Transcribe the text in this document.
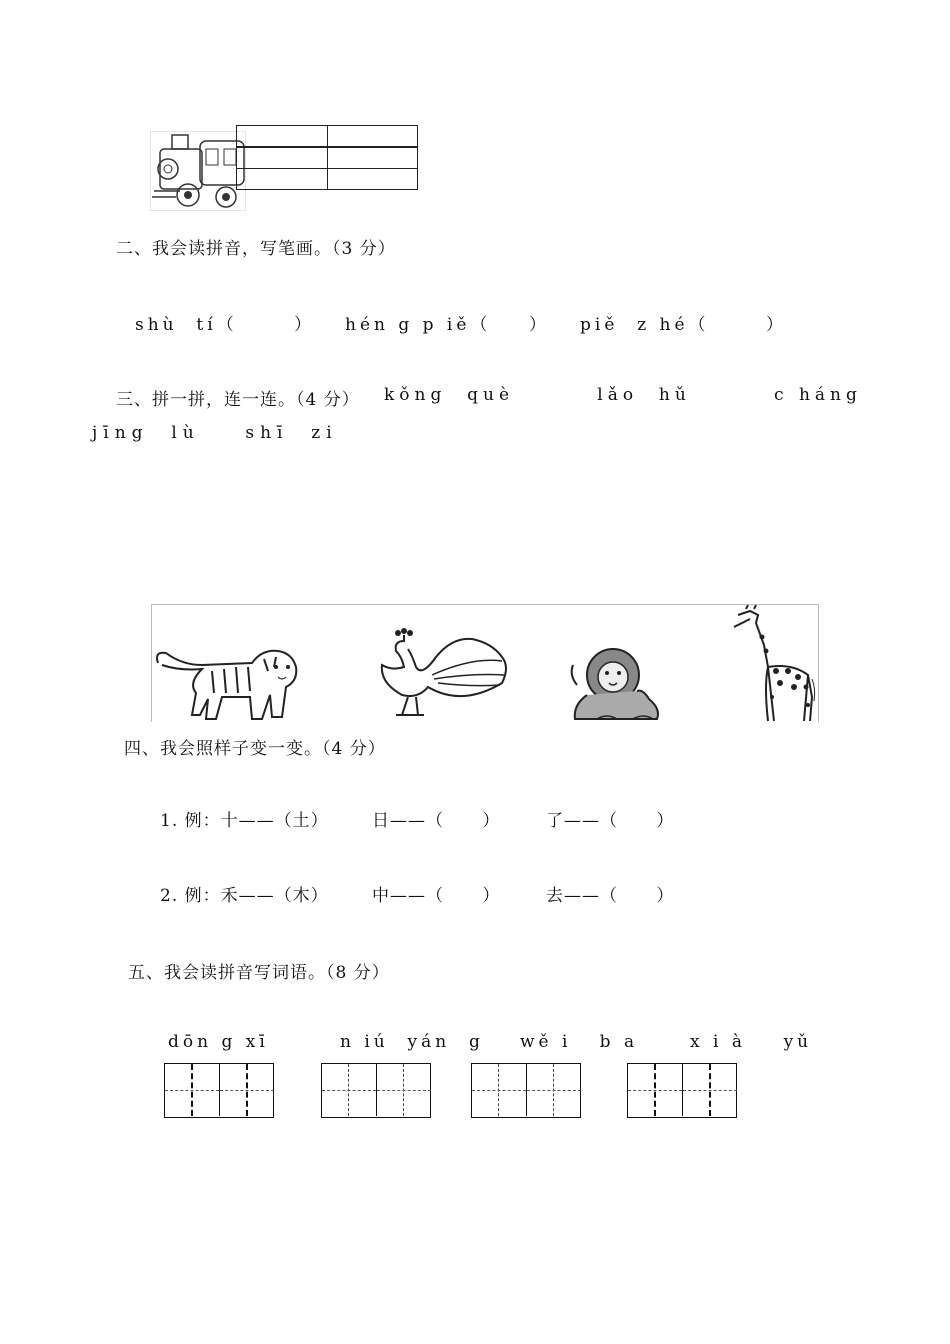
二、我会读拼音，写笔画。（3 分）
shù  tí（      ） hén g p iě（    ） piě  z hé（      ）
三、拼一拼，连一连。（4 分） kǒng  què        lǎo  hǔ        c háng
jīng  lù    shī  zi
四、我会照样子变一变。（4 分）
1. 例：十——（土）	日——（      ）	了——（      ）
2. 例：禾——（木）	中——（      ）	去——（      ）
五、我会读拼音写词语。（8 分）
dōn g xī	n iú  yán  g wě i   b a	x i à    yǔ
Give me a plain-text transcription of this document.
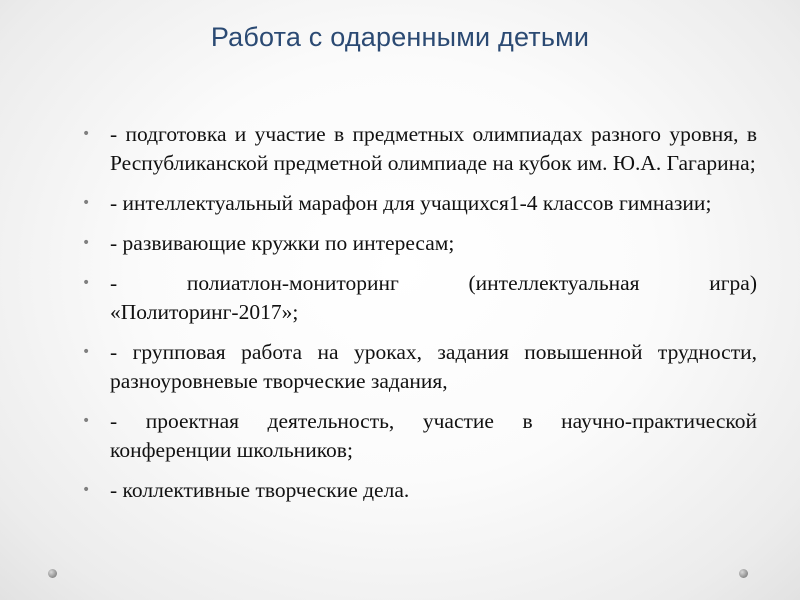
Работа с одаренными детьми
• - подготовка и участие в предметных олимпиадах разного уровня, в Республиканской предметной олимпиаде на кубок им. Ю.А. Гагарина;
• - интеллектуальный марафон для учащихся1-4 классов гимназии;
• - развивающие кружки по интересам;
• - полиатлон-мониторинг (интеллектуальная игра) «Политоринг-2017»;
• - групповая работа на уроках, задания повышенной трудности, разноуровневые творческие задания,
• - проектная деятельность, участие в научно-практической конференции школьников;
• - коллективные творческие дела.
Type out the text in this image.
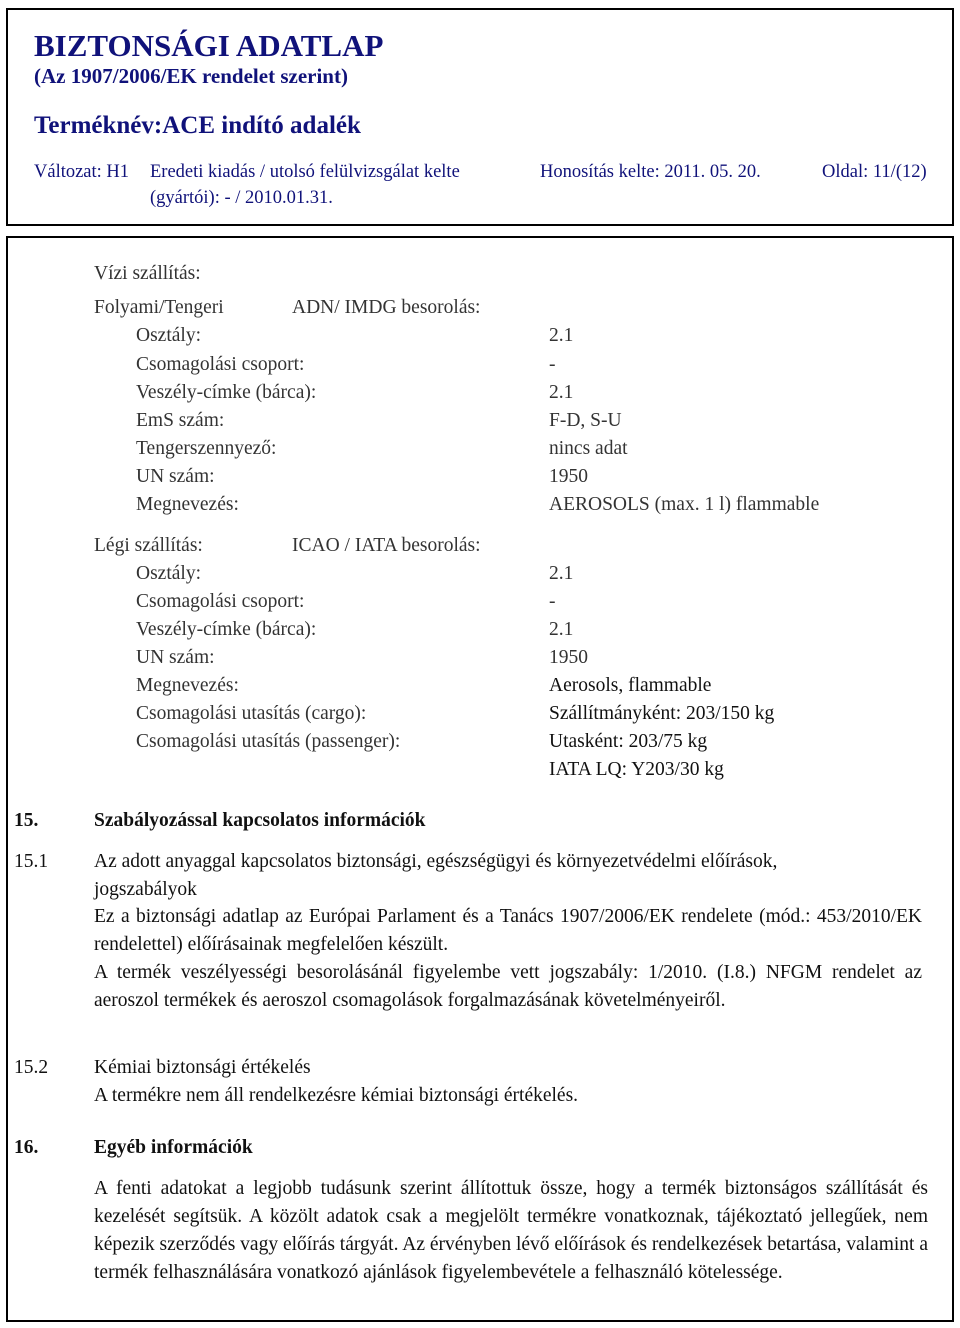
BIZTONSÁGI ADATLAP
(Az 1907/2006/EK rendelet szerint)
Terméknév:ACE indító adalék
Változat: H1 Eredeti kiadás / utolsó felülvizsgálat kelte
(gyártói): - / 2010.01.31.
Honosítás kelte: 2011. 05. 20.	Oldal: 11/(12)
Vízi szállítás:
Folyami/Tengeri	ADN/ IMDG besorolás:
Osztály:	2.1
Csomagolási csoport:	-
Veszély-címke (bárca):	2.1
EmS szám:	F-D, S-U
Tengerszennyező:	nincs adat
UN szám:	1950
Megnevezés:	AEROSOLS (max. 1 l) flammable
Légi szállítás:	ICAO / IATA besorolás:
Osztály:	2.1
Csomagolási csoport:	-
Veszély-címke (bárca):	2.1
UN szám:	1950
Megnevezés:	Aerosols, flammable
Csomagolási utasítás (cargo):	Szállítmányként: 203/150 kg
Csomagolási utasítás (passenger):	Utasként: 203/75 kg
IATA LQ: Y203/30 kg
15.	Szabályozással kapcsolatos információk
15.1 Az adott anyaggal kapcsolatos biztonsági, egészségügyi és környezetvédelmi előírások,
jogszabályok
Ez a biztonsági adatlap az Európai Parlament és a Tanács 1907/2006/EK rendelete (mód.: 453/2010/EK rendelettel) előírásainak megfelelően készült.
A termék veszélyességi besorolásánál figyelembe vett jogszabály: 1/2010. (I.8.) NFGM rendelet az aeroszol termékek és aeroszol csomagolások forgalmazásának követelményeiről.
15.2 Kémiai biztonsági értékelés
A termékre nem áll rendelkezésre kémiai biztonsági értékelés.
16.	Egyéb információk
A fenti adatokat a legjobb tudásunk szerint állítottuk össze, hogy a termék biztonságos szállítását és kezelését segítsük. A közölt adatok csak a megjelölt termékre vonatkoznak, tájékoztató jellegűek, nem képezik szerződés vagy előírás tárgyát. Az érvényben lévő előírások és rendelkezések betartása, valamint a termék felhasználására vonatkozó ajánlások figyelembevétele a felhasználó kötelessége.
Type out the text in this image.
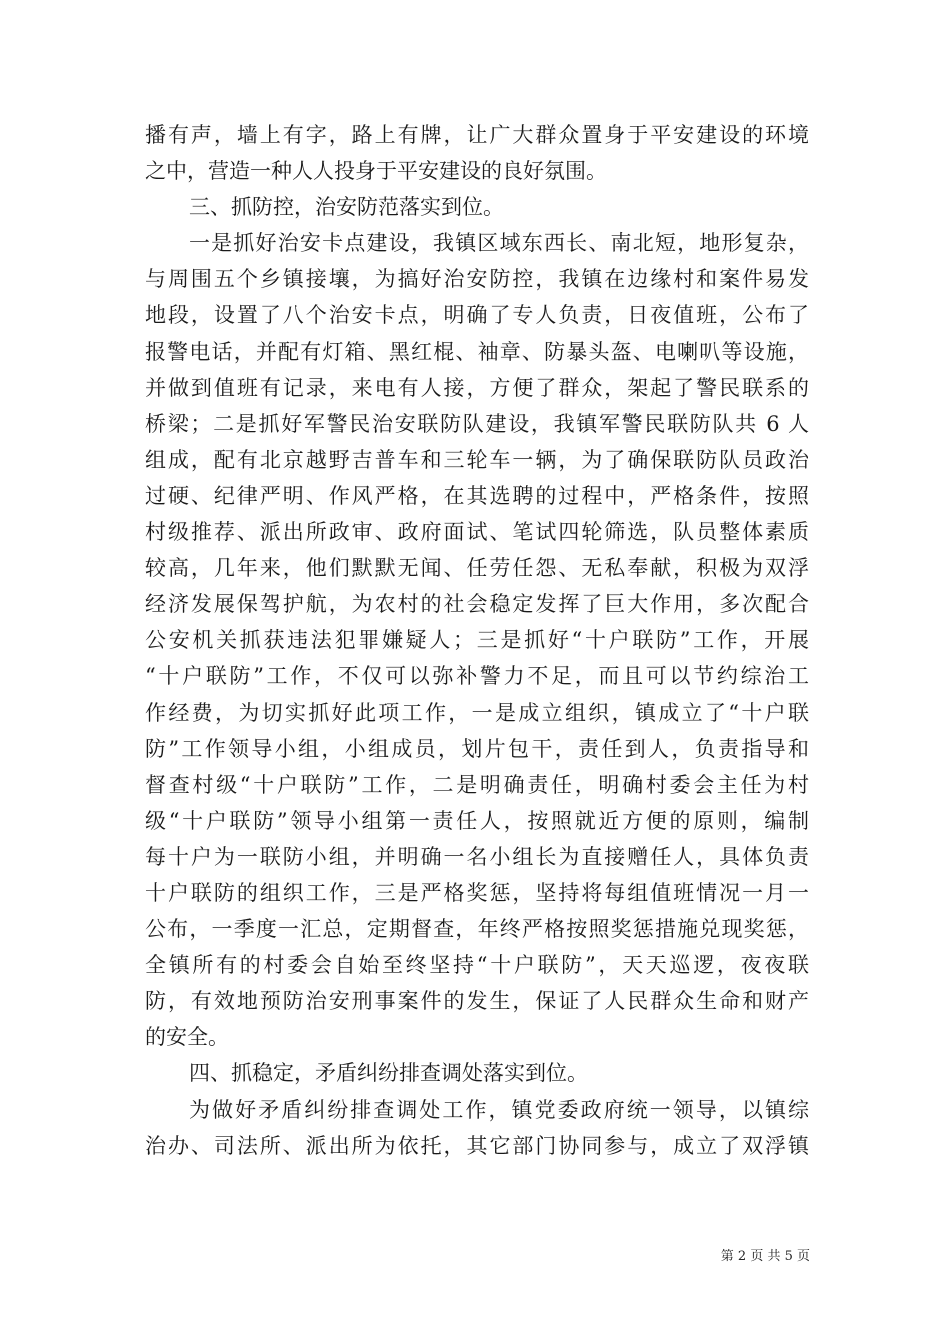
播有声，墙上有字，路上有牌，让广大群众置身于平安建设的环境
之中，营造一种人人投身于平安建设的良好氛围。
三、抓防控，治安防范落实到位。
一是抓好治安卡点建设，我镇区域东西长、南北短，地形复杂，
与周围五个乡镇接壤，为搞好治安防控，我镇在边缘村和案件易发
地段，设置了八个治安卡点，明确了专人负责，日夜值班，公布了
报警电话，并配有灯箱、黑红棍、袖章、防暴头盔、电喇叭等设施，
并做到值班有记录，来电有人接，方便了群众，架起了警民联系的
桥梁；二是抓好军警民治安联防队建设，我镇军警民联防队共 6 人
组成，配有北京越野吉普车和三轮车一辆，为了确保联防队员政治
过硬、纪律严明、作风严格，在其选聘的过程中，严格条件，按照
村级推荐、派出所政审、政府面试、笔试四轮筛选，队员整体素质
较高，几年来，他们默默无闻、任劳任怨、无私奉献，积极为双浮
经济发展保驾护航，为农村的社会稳定发挥了巨大作用，多次配合
公安机关抓获违法犯罪嫌疑人；三是抓好“十户联防”工作，开展
“十户联防”工作，不仅可以弥补警力不足，而且可以节约综治工
作经费，为切实抓好此项工作，一是成立组织，镇成立了“十户联
防”工作领导小组，小组成员，划片包干，责任到人，负责指导和
督查村级“十户联防”工作，二是明确责任，明确村委会主任为村
级“十户联防”领导小组第一责任人，按照就近方便的原则，编制
每十户为一联防小组，并明确一名小组长为直接赠任人，具体负责
十户联防的组织工作，三是严格奖惩，坚持将每组值班情况一月一
公布，一季度一汇总，定期督查，年终严格按照奖惩措施兑现奖惩，
全镇所有的村委会自始至终坚持“十户联防”，天天巡逻，夜夜联
防，有效地预防治安刑事案件的发生，保证了人民群众生命和财产
的安全。
四、抓稳定，矛盾纠纷排查调处落实到位。
为做好矛盾纠纷排查调处工作，镇党委政府统一领导，以镇综
治办、司法所、派出所为依托，其它部门协同参与，成立了双浮镇
第 2 页 共 5 页
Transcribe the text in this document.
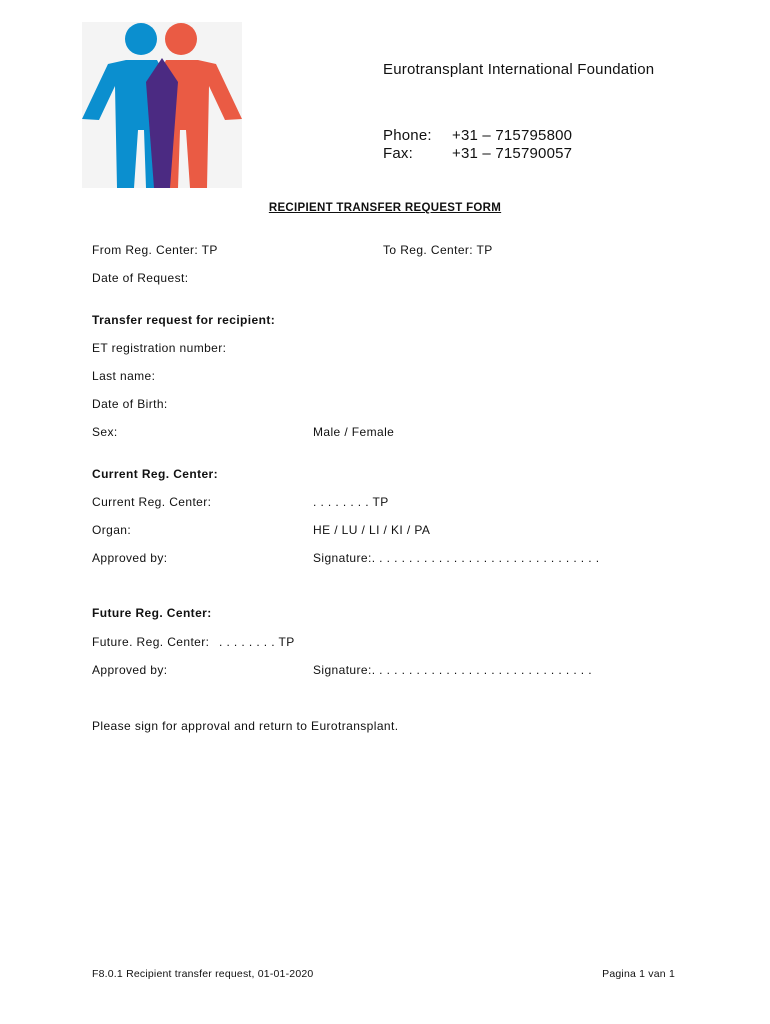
Eurotransplant International Foundation
Phone: +31 – 715795800
Fax:	+31 – 715790057
RECIPIENT TRANSFER REQUEST FORM
From Reg. Center: TP	To Reg. Center: TP
Date of Request:
Transfer request for recipient:
ET registration number:
Last name:
Date of Birth:
Sex:	Male / Female
Current Reg. Center:
Current Reg. Center:	. . . . . . . . TP
Organ:	HE / LU / LI / KI / PA
Approved by:	Signature:. . . . . . . . . . . . . . . . . . . . . . . . . . . . . . .
Future Reg. Center:
Future. Reg. Center: . . . . . . . . TP
Approved by:	Signature:. . . . . . . . . . . . . . . . . . . . . . . . . . . . . .
Please sign for approval and return to Eurotransplant.
F8.0.1 Recipient transfer request, 01-01-2020	Pagina 1 van 1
•••
● Do this
Leave out all pictures, then copy the remaining material exactly.

● The answer
Transcribe the text in this document.
二、我会读拼音，写笔画。（3 分）
shù  tí（      ） hén g p iě（    ） piě  z hé（      ）
三、拼一拼，连一连。（4 分） kǒng  què        lǎo  hǔ        c háng
jīng  lù    shī  zi
四、我会照样子变一变。（4 分）
1. 例：十——（土）	日——（      ）	了——（      ）
2. 例：禾——（木）	中——（      ）	去——（      ）
五、我会读拼音写词语。（8 分）
dōn g xī	n iú  yán  g wě i   b a	x i à    yǔ
Give me a plain-text transcription of this document.
Работа с одаренными детьми
• - подготовка и участие в предметных олимпиадах разного уровня, в Республиканской предметной олимпиаде на кубок им. Ю.А. Гагарина;
• - интеллектуальный марафон для учащихся1-4 классов гимназии;
• - развивающие кружки по интересам;
• - полиатлон-мониторинг (интеллектуальная игра) «Политоринг-2017»;
• - групповая работа на уроках, задания повышенной трудности, разноуровневые творческие задания,
• - проектная деятельность, участие в научно-практической конференции школьников;
• - коллективные творческие дела.
Type out the text in this image.
BIZTONSÁGI ADATLAP
(Az 1907/2006/EK rendelet szerint)
Terméknév:ACE indító adalék
Változat: H1 Eredeti kiadás / utolsó felülvizsgálat kelte
(gyártói): - / 2010.01.31.
Honosítás kelte: 2011. 05. 20.	Oldal: 11/(12)
Vízi szállítás:
Folyami/Tengeri	ADN/ IMDG besorolás:
Osztály:	2.1
Csomagolási csoport:	-
Veszély-címke (bárca):	2.1
EmS szám:	F-D, S-U
Tengerszennyező:	nincs adat
UN szám:	1950
Megnevezés:	AEROSOLS (max. 1 l) flammable
Légi szállítás:	ICAO / IATA besorolás:
Osztály:	2.1
Csomagolási csoport:	-
Veszély-címke (bárca):	2.1
UN szám:	1950
Megnevezés:	Aerosols, flammable
Csomagolási utasítás (cargo):	Szállítmányként: 203/150 kg
Csomagolási utasítás (passenger):	Utasként: 203/75 kg
IATA LQ: Y203/30 kg
15.	Szabályozással kapcsolatos információk
15.1 Az adott anyaggal kapcsolatos biztonsági, egészségügyi és környezetvédelmi előírások,
jogszabályok
Ez a biztonsági adatlap az Európai Parlament és a Tanács 1907/2006/EK rendelete (mód.: 453/2010/EK rendelettel) előírásainak megfelelően készült.
A termék veszélyességi besorolásánál figyelembe vett jogszabály: 1/2010. (I.8.) NFGM rendelet az aeroszol termékek és aeroszol csomagolások forgalmazásának követelményeiről.
15.2 Kémiai biztonsági értékelés
A termékre nem áll rendelkezésre kémiai biztonsági értékelés.
16.	Egyéb információk
A fenti adatokat a legjobb tudásunk szerint állítottuk össze, hogy a termék biztonságos szállítását és kezelését segítsük. A közölt adatok csak a megjelölt termékre vonatkoznak, tájékoztató jellegűek, nem képezik szerződés vagy előírás tárgyát. Az érvényben lévő előírások és rendelkezések betartása, valamint a termék felhasználására vonatkozó ajánlások figyelembevétele a felhasználó kötelessége.
Type out the text in this image.
播有声，墙上有字，路上有牌，让广大群众置身于平安建设的环境
之中，营造一种人人投身于平安建设的良好氛围。
三、抓防控，治安防范落实到位。
一是抓好治安卡点建设，我镇区域东西长、南北短，地形复杂，
与周围五个乡镇接壤，为搞好治安防控，我镇在边缘村和案件易发
地段，设置了八个治安卡点，明确了专人负责，日夜值班，公布了
报警电话，并配有灯箱、黑红棍、袖章、防暴头盔、电喇叭等设施，
并做到值班有记录，来电有人接，方便了群众，架起了警民联系的
桥梁；二是抓好军警民治安联防队建设，我镇军警民联防队共 6 人
组成，配有北京越野吉普车和三轮车一辆，为了确保联防队员政治
过硬、纪律严明、作风严格，在其选聘的过程中，严格条件，按照
村级推荐、派出所政审、政府面试、笔试四轮筛选，队员整体素质
较高，几年来，他们默默无闻、任劳任怨、无私奉献，积极为双浮
经济发展保驾护航，为农村的社会稳定发挥了巨大作用，多次配合
公安机关抓获违法犯罪嫌疑人；三是抓好“十户联防”工作，开展
“十户联防”工作，不仅可以弥补警力不足，而且可以节约综治工
作经费，为切实抓好此项工作，一是成立组织，镇成立了“十户联
防”工作领导小组，小组成员，划片包干，责任到人，负责指导和
督查村级“十户联防”工作，二是明确责任，明确村委会主任为村
级“十户联防”领导小组第一责任人，按照就近方便的原则，编制
每十户为一联防小组，并明确一名小组长为直接赠任人，具体负责
十户联防的组织工作，三是严格奖惩，坚持将每组值班情况一月一
公布，一季度一汇总，定期督查，年终严格按照奖惩措施兑现奖惩，
全镇所有的村委会自始至终坚持“十户联防”，天天巡逻，夜夜联
防，有效地预防治安刑事案件的发生，保证了人民群众生命和财产
的安全。
四、抓稳定，矛盾纠纷排查调处落实到位。
为做好矛盾纠纷排查调处工作，镇党委政府统一领导，以镇综
治办、司法所、派出所为依托，其它部门协同参与，成立了双浮镇
第 2 页 共 5 页
Transcribe the text in this document.
Eurotransplant International Foundation
Phone: +31 – 715795800
Fax:	+31 – 715790057
RECIPIENT TRANSFER REQUEST FORM
From Reg. Center: TP	To Reg. Center: TP
Date of Request:
Transfer request for recipient:
ET registration number:
Last name:
Date of Birth:
Sex:	Male / Female
Current Reg. Center:
Current Reg. Center:	. . . . . . . . TP
Organ:	HE / LU / LI / KI / PA
Approved by:	Signature:. . . . . . . . . . . . . . . . . . . . . . . . . . . . . . .
Future Reg. Center:
Future. Reg. Center: . . . . . . . . TP
Approved by:	Signature:. . . . . . . . . . . . . . . . . . . . . . . . . . . . . .
Please sign for approval and return to Eurotransplant.
F8.0.1 Recipient transfer request, 01-01-2020	Pagina 1 van 1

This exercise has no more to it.